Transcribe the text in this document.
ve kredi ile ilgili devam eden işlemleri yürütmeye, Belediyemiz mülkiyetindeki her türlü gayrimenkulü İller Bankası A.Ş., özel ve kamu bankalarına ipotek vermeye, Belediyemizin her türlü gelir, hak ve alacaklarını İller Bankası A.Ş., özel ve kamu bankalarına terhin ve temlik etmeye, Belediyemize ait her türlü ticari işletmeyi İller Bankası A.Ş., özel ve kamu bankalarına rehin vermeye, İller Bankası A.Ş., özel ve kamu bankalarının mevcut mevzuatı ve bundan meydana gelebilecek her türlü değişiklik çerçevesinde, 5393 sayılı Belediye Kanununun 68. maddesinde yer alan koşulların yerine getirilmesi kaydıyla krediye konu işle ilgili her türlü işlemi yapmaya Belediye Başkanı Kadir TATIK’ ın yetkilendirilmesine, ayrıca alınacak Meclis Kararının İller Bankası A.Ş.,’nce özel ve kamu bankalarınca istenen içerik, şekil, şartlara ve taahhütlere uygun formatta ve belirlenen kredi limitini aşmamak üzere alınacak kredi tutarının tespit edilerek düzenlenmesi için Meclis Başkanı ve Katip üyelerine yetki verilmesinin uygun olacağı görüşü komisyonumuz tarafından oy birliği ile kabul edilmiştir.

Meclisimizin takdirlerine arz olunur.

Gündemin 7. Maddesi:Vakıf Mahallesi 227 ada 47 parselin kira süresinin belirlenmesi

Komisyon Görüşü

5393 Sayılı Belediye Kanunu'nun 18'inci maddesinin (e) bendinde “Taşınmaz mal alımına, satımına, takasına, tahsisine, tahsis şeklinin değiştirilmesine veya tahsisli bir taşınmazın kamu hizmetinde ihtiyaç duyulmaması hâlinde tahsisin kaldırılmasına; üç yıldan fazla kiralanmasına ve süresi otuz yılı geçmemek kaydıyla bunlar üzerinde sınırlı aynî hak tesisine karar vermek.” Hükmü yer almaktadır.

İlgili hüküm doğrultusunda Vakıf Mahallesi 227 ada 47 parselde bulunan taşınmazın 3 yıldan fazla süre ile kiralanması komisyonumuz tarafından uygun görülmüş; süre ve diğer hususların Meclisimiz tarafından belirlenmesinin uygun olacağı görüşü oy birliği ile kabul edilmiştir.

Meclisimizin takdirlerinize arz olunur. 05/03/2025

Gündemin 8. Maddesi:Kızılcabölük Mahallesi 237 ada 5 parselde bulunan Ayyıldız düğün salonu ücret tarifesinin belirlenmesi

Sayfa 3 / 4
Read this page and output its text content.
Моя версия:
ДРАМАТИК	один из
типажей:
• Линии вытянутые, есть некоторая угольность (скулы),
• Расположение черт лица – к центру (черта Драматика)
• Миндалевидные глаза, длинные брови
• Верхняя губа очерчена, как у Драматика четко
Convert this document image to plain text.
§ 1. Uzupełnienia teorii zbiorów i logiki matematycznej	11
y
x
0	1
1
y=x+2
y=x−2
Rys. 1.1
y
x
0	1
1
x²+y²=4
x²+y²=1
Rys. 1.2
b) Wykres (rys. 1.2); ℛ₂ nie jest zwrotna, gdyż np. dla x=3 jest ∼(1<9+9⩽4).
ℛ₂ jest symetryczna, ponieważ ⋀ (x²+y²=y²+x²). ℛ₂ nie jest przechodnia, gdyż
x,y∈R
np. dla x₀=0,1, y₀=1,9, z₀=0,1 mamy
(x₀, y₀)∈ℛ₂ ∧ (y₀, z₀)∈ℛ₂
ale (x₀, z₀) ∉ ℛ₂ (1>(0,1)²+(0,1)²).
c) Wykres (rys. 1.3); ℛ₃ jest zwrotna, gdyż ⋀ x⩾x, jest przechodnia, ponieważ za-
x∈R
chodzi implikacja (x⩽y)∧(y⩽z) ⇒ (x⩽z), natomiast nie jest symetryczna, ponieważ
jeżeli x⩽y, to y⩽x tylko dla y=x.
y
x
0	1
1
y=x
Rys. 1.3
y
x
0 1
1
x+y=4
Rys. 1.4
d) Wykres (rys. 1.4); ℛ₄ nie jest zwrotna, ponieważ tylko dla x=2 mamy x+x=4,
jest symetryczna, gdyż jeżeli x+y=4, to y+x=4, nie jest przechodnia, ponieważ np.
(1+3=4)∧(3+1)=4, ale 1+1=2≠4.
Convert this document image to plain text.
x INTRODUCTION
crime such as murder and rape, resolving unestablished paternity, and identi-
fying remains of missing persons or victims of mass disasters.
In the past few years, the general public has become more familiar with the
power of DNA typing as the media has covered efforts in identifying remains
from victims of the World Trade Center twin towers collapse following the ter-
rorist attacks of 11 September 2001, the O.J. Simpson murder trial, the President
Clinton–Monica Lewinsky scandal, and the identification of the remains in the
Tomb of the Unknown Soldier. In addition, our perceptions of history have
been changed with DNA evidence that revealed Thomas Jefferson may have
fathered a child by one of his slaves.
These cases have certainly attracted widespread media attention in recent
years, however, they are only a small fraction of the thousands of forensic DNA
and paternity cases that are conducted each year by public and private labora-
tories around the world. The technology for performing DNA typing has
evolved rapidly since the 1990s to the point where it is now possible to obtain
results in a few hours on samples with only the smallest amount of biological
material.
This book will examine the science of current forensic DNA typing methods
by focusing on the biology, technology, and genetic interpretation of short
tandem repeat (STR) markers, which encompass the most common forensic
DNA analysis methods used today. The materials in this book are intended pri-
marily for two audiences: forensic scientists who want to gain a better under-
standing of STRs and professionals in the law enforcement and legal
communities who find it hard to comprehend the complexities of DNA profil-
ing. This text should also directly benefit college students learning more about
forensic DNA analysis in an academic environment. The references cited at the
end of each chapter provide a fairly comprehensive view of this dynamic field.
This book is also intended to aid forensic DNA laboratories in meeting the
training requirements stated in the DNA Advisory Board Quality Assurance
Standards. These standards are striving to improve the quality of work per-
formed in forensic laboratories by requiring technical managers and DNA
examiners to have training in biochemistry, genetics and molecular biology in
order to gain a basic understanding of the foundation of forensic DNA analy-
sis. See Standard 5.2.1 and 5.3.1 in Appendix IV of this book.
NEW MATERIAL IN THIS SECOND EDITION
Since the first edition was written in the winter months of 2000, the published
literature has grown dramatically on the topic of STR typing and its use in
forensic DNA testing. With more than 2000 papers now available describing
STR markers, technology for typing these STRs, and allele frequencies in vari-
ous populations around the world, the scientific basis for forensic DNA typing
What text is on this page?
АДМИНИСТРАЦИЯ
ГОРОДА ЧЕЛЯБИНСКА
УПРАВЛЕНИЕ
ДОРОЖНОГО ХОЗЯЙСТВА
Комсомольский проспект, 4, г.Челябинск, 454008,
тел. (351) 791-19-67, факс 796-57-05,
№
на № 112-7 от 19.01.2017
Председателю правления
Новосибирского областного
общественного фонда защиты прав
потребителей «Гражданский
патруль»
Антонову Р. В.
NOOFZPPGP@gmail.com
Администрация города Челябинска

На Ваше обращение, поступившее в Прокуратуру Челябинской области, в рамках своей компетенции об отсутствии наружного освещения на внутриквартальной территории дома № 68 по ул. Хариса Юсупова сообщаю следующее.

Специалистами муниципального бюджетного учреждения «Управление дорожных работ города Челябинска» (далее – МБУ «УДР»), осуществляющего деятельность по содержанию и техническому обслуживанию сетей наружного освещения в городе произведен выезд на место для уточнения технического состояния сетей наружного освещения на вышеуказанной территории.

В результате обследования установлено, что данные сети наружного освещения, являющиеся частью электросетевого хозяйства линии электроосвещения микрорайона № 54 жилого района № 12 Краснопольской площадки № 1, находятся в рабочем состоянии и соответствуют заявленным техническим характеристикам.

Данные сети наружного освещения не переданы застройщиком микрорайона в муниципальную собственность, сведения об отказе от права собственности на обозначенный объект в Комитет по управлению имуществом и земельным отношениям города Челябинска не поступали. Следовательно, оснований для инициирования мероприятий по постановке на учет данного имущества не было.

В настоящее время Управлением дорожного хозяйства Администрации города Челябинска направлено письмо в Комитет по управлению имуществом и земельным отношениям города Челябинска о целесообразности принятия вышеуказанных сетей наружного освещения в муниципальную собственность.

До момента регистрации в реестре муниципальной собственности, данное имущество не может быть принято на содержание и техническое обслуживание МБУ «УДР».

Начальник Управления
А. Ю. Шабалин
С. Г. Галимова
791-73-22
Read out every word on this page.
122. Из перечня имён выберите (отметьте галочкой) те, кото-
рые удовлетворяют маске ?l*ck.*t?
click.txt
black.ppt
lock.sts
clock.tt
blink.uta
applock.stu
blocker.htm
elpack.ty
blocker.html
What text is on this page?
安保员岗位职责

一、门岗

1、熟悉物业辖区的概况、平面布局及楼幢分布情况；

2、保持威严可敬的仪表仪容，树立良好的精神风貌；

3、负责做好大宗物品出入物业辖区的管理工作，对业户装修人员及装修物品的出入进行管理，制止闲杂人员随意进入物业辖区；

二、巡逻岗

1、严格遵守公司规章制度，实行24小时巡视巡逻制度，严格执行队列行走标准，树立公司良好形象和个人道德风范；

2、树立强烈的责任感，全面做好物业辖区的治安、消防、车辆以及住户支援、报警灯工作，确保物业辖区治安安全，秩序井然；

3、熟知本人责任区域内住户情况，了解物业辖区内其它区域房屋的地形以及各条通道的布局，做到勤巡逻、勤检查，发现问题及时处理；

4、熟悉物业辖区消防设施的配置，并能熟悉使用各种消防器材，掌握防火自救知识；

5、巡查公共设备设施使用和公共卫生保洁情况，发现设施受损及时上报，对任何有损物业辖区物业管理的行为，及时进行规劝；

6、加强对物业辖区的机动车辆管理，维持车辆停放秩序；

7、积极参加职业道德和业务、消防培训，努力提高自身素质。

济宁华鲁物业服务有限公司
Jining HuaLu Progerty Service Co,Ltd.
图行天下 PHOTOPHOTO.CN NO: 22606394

▶ **Task prompt**
Check the data for the word "tylko" and pull out the lines that have it.

▶ **Final answer**
jeżeli x⩽y, to y⩽x tylko dla y=x.
d) Wykres (rys. 1.4); ℛ₄ nie jest zwrotna, ponieważ tylko dla x=2 mamy x+x=4,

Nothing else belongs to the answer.